Short problem>
Each record that follows should be repeated exactly, minus any images.

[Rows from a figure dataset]
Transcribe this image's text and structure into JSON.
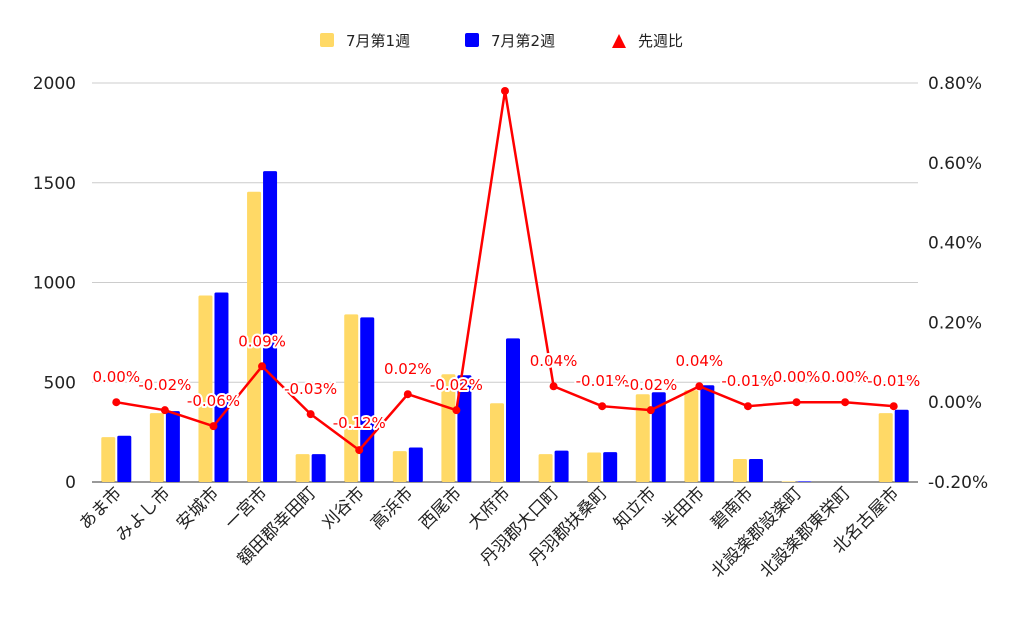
{
  "chart_data": {
    "type": "bar",
    "categories": [
      "あま市",
      "みよし市",
      "安城市",
      "一宮市",
      "額田郡幸田町",
      "刈谷市",
      "高浜市",
      "西尾市",
      "大府市",
      "丹羽郡大口町",
      "丹羽郡扶桑町",
      "知立市",
      "半田市",
      "碧南市",
      "北設楽郡設楽町",
      "北設楽郡東栄町",
      "北名古屋市"
    ],
    "series": [
      {
        "name": "7月第1週",
        "type": "bar",
        "axis": "left",
        "color": "#ffd966",
        "values": [
          225,
          345,
          935,
          1455,
          140,
          840,
          155,
          540,
          395,
          140,
          148,
          440,
          460,
          115,
          3,
          0,
          345
        ]
      },
      {
        "name": "7月第2週",
        "type": "bar",
        "axis": "left",
        "color": "#0000ff",
        "values": [
          232,
          355,
          950,
          1558,
          140,
          825,
          173,
          535,
          720,
          157,
          150,
          450,
          485,
          115,
          3,
          0,
          362
        ]
      },
      {
        "name": "先週比",
        "type": "line",
        "axis": "right",
        "color": "#ff0000",
        "values": [
          0.0,
          -0.0002,
          -0.0006,
          0.0009,
          -0.0003,
          -0.0012,
          0.0002,
          -0.0002,
          0.0078,
          0.0004,
          -0.0001,
          -0.0002,
          0.0004,
          -0.0001,
          0.0,
          0.0,
          -0.0001
        ],
        "labels": [
          "0.00%",
          "-0.02%",
          "-0.06%",
          "0.09%",
          "-0.03%",
          "-0.12%",
          "0.02%",
          "-0.02%",
          "",
          "0.04%",
          "-0.01%",
          "-0.02%",
          "0.04%",
          "-0.01%",
          "0.00%",
          "0.00%",
          "-0.01%"
        ]
      }
    ],
    "y_left": {
      "min": 0,
      "max": 2000,
      "ticks": [
        "0",
        "500",
        "1000",
        "1500",
        "2000"
      ]
    },
    "y_right": {
      "min": -0.002,
      "max": 0.008,
      "ticks": [
        "-0.20%",
        "0.00%",
        "0.20%",
        "0.40%",
        "0.60%",
        "0.80%"
      ]
    },
    "grid": true,
    "legend_position": "top"
  },
  "legend": {
    "items": [
      {
        "label": "7月第1週",
        "marker": "square",
        "color": "#ffd966"
      },
      {
        "label": "7月第2週",
        "marker": "square",
        "color": "#0000ff"
      },
      {
        "label": "先週比",
        "marker": "triangle",
        "color": "#ff0000"
      }
    ]
  }
}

Solved problem>
Transcribe this image's text and structure into JSON.
{
  "chart_data": {
    "type": "bar",
    "categories": [
      "あま市",
      "みよし市",
      "安城市",
      "一宮市",
      "額田郡幸田町",
      "刈谷市",
      "高浜市",
      "西尾市",
      "大府市",
      "丹羽郡大口町",
      "丹羽郡扶桑町",
      "知立市",
      "半田市",
      "碧南市",
      "北設楽郡設楽町",
      "北設楽郡東栄町",
      "北名古屋市"
    ],
    "series": [
      {
        "name": "7月第1週",
        "type": "bar",
        "axis": "left",
        "color": "#ffd966",
        "values": [
          225,
          345,
          935,
          1455,
          140,
          840,
          155,
          540,
          395,
          140,
          148,
          440,
          460,
          115,
          3,
          0,
          345
        ]
      },
      {
        "name": "7月第2週",
        "type": "bar",
        "axis": "left",
        "color": "#0000ff",
        "values": [
          232,
          355,
          950,
          1558,
          140,
          825,
          173,
          535,
          720,
          157,
          150,
          450,
          485,
          115,
          3,
          0,
          362
        ]
      },
      {
        "name": "先週比",
        "type": "line",
        "axis": "right",
        "color": "#ff0000",
        "values": [
          0.0,
          -0.0002,
          -0.0006,
          0.0009,
          -0.0003,
          -0.0012,
          0.0002,
          -0.0002,
          0.0078,
          0.0004,
          -0.0001,
          -0.0002,
          0.0004,
          -0.0001,
          0.0,
          0.0,
          -0.0001
        ],
        "labels": [
          "0.00%",
          "-0.02%",
          "-0.06%",
          "0.09%",
          "-0.03%",
          "-0.12%",
          "0.02%",
          "-0.02%",
          "",
          "0.04%",
          "-0.01%",
          "-0.02%",
          "0.04%",
          "-0.01%",
          "0.00%",
          "0.00%",
          "-0.01%"
        ]
      }
    ],
    "y_left": {
      "min": 0,
      "max": 2000,
      "ticks": [
        "0",
        "500",
        "1000",
        "1500",
        "2000"
      ]
    },
    "y_right": {
      "min": -0.002,
      "max": 0.008,
      "ticks": [
        "-0.20%",
        "0.00%",
        "0.20%",
        "0.40%",
        "0.60%",
        "0.80%"
      ]
    },
    "grid": true,
    "legend_position": "top"
  },
  "legend": {
    "items": [
      {
        "label": "7月第1週",
        "marker": "square",
        "color": "#ffd966"
      },
      {
        "label": "7月第2週",
        "marker": "square",
        "color": "#0000ff"
      },
      {
        "label": "先週比",
        "marker": "triangle",
        "color": "#ff0000"
      }
    ]
  }
}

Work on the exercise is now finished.